• _What to work on_: Go through the records and give each one again exactly.

:: Data in this exercise

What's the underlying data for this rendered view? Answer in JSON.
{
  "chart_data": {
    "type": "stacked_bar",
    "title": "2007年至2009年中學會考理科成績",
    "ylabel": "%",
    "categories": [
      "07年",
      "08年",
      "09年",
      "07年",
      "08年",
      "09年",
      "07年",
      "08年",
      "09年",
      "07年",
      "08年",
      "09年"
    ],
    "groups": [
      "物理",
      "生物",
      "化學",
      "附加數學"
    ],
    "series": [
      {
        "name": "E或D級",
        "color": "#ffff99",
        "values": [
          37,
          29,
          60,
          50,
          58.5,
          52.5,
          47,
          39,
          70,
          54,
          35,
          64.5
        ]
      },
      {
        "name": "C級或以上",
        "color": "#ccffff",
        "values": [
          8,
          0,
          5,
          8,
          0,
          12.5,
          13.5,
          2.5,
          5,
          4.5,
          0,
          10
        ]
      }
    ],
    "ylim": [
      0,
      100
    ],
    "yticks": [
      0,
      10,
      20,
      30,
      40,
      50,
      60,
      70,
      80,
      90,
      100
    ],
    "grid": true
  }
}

::::

• _Solution to this exercise_:
What's the underlying data for this rendered view? Answer in JSON.
{
  "chart_data": {
    "type": "stacked_bar",
    "title": "2007年至2009年中學會考理科成績",
    "ylabel": "%",
    "categories": [
      "07年",
      "08年",
      "09年",
      "07年",
      "08年",
      "09年",
      "07年",
      "08年",
      "09年",
      "07年",
      "08年",
      "09年"
    ],
    "groups": [
      "物理",
      "生物",
      "化學",
      "附加數學"
    ],
    "series": [
      {
        "name": "E或D級",
        "color": "#ffff99",
        "values": [
          37,
          29,
          60,
          50,
          58.5,
          52.5,
          47,
          39,
          70,
          54,
          35,
          64.5
        ]
      },
      {
        "name": "C級或以上",
        "color": "#ccffff",
        "values": [
          8,
          0,
          5,
          8,
          0,
          12.5,
          13.5,
          2.5,
          5,
          4.5,
          0,
          10
        ]
      }
    ],
    "ylim": [
      0,
      100
    ],
    "yticks": [
      0,
      10,
      20,
      30,
      40,
      50,
      60,
      70,
      80,
      90,
      100
    ],
    "grid": true
  }
}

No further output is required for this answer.